#### Given request:
Gather every line that includes the word "Yards", please.
──────
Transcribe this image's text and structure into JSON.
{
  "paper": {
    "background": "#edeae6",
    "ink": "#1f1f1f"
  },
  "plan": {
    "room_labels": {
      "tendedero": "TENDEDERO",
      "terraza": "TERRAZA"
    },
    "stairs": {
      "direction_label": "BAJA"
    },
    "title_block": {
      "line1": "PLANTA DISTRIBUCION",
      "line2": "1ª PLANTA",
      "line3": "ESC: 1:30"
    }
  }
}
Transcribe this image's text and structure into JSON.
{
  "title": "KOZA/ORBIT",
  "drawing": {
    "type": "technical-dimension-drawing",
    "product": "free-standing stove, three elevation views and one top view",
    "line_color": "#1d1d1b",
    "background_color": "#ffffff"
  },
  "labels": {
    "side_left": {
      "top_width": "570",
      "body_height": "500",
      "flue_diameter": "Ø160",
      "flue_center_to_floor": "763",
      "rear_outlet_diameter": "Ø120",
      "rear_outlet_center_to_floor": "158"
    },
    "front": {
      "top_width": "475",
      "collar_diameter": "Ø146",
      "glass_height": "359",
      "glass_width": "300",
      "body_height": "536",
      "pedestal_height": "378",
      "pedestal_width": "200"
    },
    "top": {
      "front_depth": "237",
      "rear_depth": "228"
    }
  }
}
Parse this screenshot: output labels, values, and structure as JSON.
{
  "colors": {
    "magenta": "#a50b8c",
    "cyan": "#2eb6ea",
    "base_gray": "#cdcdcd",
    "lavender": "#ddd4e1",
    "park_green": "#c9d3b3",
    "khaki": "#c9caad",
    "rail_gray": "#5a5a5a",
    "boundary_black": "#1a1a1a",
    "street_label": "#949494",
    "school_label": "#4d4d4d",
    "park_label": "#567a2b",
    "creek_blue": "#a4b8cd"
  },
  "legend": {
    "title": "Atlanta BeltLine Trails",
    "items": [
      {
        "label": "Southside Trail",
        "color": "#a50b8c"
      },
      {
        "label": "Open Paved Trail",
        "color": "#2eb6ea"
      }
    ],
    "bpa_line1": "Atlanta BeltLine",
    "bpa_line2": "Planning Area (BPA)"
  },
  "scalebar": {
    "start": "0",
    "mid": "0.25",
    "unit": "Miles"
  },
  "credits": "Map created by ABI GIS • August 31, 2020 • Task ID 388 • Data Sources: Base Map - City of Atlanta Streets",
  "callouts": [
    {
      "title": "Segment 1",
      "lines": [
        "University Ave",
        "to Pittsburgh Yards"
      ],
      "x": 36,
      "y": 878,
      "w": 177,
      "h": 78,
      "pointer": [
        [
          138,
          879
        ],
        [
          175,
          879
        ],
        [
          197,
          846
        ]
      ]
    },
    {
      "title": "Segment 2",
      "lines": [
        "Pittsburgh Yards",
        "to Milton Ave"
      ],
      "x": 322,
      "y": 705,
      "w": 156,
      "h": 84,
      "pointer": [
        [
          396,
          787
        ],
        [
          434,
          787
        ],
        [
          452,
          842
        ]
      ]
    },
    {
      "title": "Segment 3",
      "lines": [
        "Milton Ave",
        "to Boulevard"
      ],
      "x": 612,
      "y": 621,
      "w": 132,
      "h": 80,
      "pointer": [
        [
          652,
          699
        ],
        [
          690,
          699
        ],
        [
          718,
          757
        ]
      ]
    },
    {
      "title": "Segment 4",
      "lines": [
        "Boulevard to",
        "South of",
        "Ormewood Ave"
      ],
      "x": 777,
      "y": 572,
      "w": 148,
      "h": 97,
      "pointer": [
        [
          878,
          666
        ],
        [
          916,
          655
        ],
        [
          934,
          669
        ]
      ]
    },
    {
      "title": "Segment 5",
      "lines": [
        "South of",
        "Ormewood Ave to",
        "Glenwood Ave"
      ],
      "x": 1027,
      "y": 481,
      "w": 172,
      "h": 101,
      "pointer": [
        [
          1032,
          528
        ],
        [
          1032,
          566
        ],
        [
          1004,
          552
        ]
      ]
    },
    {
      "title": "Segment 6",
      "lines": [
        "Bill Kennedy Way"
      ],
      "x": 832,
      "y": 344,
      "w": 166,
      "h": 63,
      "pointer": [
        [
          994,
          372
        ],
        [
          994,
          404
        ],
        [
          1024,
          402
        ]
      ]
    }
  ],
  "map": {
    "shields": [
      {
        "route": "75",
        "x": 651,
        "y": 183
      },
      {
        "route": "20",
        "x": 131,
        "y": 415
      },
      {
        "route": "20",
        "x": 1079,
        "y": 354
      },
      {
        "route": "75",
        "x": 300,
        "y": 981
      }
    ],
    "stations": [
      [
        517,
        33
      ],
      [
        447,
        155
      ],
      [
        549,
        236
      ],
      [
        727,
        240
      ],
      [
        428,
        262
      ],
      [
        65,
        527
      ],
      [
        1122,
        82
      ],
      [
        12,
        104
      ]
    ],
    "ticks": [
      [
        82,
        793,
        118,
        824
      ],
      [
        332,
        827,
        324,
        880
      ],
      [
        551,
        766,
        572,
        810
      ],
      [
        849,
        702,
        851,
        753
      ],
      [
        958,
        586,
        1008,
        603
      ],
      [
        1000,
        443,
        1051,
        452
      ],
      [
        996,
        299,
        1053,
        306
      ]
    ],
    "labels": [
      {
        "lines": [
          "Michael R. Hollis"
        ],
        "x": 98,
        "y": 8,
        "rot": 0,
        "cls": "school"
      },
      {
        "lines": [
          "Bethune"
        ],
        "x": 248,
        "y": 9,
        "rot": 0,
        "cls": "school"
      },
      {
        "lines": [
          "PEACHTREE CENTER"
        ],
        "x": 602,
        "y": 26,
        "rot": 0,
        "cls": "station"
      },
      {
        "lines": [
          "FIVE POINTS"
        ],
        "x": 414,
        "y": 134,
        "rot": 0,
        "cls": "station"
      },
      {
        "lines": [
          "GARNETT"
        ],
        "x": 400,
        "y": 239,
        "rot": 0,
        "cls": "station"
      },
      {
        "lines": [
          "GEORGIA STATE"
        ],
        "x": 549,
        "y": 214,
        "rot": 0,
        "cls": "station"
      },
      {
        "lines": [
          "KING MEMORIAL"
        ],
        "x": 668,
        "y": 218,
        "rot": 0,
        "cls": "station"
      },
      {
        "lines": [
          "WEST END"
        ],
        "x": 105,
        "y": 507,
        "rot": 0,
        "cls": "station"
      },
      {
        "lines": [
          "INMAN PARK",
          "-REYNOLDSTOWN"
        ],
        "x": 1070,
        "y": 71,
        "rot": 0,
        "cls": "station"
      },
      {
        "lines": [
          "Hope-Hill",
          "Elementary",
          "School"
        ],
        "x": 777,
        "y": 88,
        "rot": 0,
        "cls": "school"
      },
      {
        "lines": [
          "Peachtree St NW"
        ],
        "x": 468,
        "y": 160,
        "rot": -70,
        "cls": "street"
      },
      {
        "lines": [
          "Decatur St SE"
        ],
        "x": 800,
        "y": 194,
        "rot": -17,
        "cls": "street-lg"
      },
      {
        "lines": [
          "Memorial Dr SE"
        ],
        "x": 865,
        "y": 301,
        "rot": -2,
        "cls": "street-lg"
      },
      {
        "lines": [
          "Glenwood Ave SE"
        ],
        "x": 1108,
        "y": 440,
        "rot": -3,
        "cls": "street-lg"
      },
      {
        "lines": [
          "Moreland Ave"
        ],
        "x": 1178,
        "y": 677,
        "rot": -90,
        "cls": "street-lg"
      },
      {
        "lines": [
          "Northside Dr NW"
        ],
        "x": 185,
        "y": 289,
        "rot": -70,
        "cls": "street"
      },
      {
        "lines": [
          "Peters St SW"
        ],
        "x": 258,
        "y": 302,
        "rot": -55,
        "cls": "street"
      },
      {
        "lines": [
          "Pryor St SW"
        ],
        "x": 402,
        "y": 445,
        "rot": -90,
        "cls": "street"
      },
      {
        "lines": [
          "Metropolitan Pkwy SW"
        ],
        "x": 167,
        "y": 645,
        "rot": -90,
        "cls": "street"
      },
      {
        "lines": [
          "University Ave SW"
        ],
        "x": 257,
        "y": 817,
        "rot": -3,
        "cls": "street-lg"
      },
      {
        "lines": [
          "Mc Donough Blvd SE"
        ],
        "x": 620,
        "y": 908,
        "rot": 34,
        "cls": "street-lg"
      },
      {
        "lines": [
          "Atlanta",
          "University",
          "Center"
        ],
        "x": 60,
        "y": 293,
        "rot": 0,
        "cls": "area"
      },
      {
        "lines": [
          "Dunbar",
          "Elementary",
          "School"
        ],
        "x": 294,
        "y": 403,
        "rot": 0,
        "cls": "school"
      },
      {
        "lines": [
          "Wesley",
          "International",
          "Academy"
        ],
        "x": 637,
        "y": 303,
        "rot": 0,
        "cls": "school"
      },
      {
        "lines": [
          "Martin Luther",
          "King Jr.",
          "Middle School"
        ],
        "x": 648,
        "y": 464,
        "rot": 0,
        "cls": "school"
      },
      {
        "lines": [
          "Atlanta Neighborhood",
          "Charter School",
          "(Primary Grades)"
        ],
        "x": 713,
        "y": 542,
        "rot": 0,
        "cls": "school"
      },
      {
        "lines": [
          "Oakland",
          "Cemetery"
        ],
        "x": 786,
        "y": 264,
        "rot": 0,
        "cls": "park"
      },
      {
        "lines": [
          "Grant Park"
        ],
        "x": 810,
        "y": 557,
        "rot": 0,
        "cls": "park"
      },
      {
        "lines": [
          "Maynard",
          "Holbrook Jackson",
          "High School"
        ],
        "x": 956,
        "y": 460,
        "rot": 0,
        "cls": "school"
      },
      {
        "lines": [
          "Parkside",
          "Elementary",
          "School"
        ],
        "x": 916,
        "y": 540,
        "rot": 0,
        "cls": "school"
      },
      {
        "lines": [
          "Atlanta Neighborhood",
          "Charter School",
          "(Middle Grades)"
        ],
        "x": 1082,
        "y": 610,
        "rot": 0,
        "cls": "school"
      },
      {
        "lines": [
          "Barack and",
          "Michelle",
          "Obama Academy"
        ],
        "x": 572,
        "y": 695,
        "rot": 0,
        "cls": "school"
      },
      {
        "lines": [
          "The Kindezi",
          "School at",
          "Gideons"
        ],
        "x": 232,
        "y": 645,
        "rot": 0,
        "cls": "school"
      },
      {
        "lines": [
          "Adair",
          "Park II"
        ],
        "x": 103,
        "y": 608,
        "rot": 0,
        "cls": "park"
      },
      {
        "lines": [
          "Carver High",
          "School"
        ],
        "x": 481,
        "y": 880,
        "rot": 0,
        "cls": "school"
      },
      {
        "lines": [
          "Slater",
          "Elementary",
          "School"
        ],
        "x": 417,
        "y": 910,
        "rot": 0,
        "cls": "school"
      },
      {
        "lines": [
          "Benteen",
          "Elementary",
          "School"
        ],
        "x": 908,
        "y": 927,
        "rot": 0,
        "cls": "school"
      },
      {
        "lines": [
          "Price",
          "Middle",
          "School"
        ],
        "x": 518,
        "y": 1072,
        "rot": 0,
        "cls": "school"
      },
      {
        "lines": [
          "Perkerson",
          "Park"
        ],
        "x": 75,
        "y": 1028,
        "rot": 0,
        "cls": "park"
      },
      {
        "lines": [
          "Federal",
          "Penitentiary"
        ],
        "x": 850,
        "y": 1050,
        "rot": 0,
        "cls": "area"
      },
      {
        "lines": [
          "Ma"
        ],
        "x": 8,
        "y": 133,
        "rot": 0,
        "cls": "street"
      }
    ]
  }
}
──────
#### Written solution:
        "to Pittsburgh Yards"
        "Pittsburgh Yards",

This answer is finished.